→ **STORED ROWS**
—————

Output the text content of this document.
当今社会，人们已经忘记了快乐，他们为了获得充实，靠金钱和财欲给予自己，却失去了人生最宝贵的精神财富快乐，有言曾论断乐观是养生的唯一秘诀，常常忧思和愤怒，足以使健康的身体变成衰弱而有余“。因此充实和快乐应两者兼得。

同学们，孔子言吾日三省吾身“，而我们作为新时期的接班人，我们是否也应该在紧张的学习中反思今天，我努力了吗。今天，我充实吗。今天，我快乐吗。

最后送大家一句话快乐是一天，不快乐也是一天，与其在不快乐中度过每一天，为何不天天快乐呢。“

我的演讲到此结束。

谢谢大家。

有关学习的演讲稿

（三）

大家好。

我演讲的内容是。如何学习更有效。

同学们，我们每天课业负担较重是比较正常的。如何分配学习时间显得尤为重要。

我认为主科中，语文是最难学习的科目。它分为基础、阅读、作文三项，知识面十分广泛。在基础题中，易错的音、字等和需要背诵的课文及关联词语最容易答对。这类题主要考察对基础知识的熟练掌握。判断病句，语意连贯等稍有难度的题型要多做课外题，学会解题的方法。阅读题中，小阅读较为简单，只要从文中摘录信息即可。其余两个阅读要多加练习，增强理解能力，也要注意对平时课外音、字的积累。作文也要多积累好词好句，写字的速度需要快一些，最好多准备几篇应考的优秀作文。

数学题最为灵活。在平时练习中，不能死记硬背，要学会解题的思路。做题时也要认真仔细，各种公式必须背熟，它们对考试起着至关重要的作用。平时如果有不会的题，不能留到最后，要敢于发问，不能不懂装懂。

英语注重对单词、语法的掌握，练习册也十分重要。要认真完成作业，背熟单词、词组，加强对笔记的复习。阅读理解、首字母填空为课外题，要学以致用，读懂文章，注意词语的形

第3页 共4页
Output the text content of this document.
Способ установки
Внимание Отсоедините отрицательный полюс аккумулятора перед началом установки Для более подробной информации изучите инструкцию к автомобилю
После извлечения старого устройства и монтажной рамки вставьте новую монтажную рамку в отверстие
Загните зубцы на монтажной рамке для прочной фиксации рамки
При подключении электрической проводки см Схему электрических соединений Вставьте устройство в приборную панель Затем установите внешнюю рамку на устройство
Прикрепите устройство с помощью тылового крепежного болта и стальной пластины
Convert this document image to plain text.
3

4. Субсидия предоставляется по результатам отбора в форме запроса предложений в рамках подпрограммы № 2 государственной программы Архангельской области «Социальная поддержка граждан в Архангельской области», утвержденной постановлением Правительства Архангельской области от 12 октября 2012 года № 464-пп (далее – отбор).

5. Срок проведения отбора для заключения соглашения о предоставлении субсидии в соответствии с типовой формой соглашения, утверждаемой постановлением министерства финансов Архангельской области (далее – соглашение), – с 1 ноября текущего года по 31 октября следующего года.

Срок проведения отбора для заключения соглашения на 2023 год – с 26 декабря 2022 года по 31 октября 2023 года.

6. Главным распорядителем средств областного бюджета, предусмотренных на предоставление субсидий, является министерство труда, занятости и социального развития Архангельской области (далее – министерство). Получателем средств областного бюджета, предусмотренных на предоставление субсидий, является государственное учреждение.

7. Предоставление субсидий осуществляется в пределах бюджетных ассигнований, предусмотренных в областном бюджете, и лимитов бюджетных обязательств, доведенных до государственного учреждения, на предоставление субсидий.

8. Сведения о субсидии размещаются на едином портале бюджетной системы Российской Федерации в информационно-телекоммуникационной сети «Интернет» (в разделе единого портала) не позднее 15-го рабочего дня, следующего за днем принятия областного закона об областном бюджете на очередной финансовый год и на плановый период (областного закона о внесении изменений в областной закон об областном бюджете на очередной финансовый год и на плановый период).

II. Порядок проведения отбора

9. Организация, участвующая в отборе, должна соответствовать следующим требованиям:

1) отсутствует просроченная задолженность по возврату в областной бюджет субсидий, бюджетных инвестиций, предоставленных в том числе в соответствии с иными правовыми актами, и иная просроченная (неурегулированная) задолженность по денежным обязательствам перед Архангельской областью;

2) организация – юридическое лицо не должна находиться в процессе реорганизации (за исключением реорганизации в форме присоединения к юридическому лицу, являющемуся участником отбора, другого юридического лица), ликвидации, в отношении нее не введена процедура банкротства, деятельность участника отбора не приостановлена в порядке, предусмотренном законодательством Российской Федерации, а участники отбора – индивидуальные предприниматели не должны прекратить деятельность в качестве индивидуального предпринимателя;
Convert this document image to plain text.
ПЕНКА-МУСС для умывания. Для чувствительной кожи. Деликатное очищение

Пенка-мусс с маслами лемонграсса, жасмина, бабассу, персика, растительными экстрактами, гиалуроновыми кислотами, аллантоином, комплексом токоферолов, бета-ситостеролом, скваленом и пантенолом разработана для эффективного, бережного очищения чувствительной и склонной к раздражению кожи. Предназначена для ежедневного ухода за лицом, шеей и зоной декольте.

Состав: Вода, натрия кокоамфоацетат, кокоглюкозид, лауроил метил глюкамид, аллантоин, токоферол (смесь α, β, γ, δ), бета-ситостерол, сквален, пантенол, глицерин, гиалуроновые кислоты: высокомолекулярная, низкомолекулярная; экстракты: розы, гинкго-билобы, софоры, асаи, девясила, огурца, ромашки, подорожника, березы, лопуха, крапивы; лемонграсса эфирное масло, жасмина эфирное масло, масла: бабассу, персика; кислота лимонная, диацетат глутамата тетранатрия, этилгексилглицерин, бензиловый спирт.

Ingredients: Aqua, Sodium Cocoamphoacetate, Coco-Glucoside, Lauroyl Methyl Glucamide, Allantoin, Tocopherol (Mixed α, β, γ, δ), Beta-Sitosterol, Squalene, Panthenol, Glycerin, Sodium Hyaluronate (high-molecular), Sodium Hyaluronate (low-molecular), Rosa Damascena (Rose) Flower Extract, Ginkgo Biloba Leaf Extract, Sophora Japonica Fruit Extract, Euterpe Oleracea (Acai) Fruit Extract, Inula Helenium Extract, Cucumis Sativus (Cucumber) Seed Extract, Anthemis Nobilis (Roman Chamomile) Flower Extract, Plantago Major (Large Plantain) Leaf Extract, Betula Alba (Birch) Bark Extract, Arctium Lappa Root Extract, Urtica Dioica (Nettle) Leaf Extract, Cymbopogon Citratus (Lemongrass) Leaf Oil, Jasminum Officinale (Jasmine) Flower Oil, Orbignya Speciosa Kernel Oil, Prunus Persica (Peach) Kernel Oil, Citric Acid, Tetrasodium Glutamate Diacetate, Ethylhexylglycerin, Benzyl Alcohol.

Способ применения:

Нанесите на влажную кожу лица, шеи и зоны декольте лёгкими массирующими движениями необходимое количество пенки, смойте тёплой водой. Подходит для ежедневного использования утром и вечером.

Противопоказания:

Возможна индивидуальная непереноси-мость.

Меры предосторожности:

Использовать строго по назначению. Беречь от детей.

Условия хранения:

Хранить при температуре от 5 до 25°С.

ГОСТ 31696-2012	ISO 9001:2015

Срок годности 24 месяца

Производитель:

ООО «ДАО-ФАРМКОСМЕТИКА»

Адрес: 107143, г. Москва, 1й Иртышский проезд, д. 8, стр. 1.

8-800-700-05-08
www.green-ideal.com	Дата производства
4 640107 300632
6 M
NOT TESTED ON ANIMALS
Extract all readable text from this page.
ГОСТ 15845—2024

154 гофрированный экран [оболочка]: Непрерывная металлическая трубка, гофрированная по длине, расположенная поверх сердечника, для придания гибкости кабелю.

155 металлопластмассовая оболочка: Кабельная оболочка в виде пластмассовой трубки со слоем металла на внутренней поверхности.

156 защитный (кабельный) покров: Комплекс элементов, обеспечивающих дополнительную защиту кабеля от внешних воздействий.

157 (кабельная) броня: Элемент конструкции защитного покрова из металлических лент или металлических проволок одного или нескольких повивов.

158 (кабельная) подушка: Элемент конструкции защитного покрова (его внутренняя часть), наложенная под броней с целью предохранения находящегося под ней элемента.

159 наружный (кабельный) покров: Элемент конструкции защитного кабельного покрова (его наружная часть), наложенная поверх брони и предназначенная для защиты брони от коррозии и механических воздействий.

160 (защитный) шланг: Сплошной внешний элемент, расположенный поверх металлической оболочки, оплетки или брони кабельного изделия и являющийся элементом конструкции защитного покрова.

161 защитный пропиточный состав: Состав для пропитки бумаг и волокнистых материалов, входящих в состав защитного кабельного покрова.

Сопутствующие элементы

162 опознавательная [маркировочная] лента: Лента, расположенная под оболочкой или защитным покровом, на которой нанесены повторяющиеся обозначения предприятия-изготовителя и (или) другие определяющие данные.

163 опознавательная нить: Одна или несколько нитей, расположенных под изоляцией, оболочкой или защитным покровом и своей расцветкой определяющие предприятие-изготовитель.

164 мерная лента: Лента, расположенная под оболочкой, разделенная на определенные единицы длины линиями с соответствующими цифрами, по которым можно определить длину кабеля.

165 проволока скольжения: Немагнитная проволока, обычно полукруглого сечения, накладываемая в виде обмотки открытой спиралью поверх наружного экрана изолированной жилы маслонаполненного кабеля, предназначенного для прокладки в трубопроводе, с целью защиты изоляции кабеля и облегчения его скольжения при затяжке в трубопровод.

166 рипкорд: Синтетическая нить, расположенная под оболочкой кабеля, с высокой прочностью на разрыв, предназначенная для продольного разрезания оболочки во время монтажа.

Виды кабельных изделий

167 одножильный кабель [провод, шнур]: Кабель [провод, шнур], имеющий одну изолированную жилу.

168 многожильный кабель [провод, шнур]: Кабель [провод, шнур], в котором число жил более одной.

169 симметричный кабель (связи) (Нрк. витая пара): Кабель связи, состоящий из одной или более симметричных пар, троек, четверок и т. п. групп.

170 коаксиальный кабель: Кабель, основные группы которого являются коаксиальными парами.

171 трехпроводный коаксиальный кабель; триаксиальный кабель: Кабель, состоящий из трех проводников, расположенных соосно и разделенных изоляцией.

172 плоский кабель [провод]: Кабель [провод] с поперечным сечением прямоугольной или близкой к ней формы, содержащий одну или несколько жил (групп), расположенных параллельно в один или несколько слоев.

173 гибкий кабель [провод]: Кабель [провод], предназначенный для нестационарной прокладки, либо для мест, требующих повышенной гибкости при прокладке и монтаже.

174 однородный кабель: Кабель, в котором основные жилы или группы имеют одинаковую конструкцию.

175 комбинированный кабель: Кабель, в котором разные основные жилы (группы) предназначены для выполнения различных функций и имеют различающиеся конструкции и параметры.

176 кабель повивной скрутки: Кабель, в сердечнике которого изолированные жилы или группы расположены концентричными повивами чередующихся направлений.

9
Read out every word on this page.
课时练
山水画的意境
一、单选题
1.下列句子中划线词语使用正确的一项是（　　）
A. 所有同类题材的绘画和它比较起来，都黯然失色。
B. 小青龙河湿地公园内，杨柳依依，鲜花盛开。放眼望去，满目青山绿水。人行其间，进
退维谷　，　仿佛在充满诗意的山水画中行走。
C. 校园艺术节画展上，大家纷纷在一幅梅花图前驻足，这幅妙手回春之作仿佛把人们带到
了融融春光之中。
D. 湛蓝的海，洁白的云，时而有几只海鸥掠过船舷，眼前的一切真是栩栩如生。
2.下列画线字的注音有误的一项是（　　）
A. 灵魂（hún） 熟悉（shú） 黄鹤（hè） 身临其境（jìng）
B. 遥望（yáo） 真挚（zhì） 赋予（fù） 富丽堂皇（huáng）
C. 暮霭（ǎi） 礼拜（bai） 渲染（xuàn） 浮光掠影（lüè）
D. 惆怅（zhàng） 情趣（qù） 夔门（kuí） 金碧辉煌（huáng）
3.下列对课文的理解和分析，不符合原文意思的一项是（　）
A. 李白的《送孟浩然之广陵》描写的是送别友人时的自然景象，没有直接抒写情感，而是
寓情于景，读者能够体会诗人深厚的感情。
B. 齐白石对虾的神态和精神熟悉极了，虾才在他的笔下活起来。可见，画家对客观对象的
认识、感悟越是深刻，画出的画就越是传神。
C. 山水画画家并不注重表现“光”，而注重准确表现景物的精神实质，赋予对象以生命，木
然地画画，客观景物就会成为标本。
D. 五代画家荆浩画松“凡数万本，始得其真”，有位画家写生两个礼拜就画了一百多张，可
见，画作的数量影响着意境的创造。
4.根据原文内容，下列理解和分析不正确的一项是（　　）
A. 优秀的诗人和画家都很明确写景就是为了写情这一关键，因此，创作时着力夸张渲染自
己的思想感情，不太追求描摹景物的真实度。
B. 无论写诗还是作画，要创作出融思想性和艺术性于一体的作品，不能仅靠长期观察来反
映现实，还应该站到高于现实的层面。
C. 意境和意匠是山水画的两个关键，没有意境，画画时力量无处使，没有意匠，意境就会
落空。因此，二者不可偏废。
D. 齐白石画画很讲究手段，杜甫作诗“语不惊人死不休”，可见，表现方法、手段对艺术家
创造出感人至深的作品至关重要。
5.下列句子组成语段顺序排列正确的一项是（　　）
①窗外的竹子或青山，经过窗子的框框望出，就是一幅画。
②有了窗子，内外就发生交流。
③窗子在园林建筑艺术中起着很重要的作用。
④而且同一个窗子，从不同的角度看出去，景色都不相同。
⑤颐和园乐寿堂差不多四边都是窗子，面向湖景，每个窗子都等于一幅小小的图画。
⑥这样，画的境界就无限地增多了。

—————

→ **WORK TO BE COMPLETED**
Copy every line of the material in which the word "лица" occurs.

→ **TASK RESPONSE**
2) организация – юридическое лицо не должна находиться в процессе реорганизации (за исключением реорганизации в форме присоединения к юридическому лицу, являющемуся участником отбора, другого юридического лица), ликвидации, в отношении нее не введена процедура банкротства, деятельность участника отбора не приостановлена в порядке, предусмотренном законодательством Российской Федерации, а участники отбора – индивидуальные предприниматели не должны прекратить деятельность в качестве индивидуального предпринимателя;
Нанесите на влажную кожу лица, шеи и зоны декольте лёгкими массирующими движениями необходимое количество пенки, смойте тёплой водой. Подходит для ежедневного использования утром и вечером.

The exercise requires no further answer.